- Stated problem -
Copy each record exactly as it reads, leaving out any pictures it holds.

- Dataset extract -
******
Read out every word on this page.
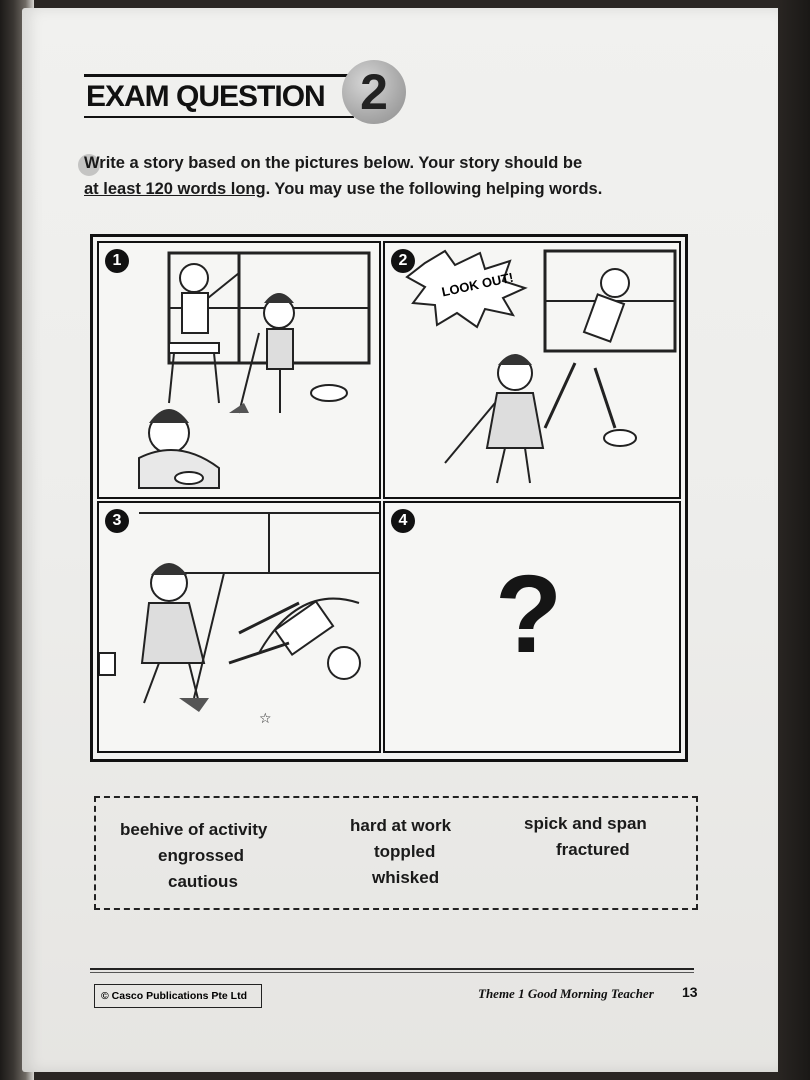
EXAM QUESTION 2
Write a story based on the pictures below. Your story should be
at least 120 words long. You may use the following helping words.
1	2
LOOK OUT!
☆
3	4
?
beehive of activity
engrossed
cautious
hard at work
toppled
whisked
spick and span
fractured
© Casco Publications Pte Ltd	Theme 1 Good Morning Teacher 13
******
- Answer to the task -
Read out every word on this page.
EXAM QUESTION 2
Write a story based on the pictures below. Your story should be
at least 120 words long. You may use the following helping words.
1	2
LOOK OUT!
☆
3	4
?
beehive of activity
engrossed
cautious
hard at work
toppled
whisked
spick and span
fractured
© Casco Publications Pte Ltd	Theme 1 Good Morning Teacher 13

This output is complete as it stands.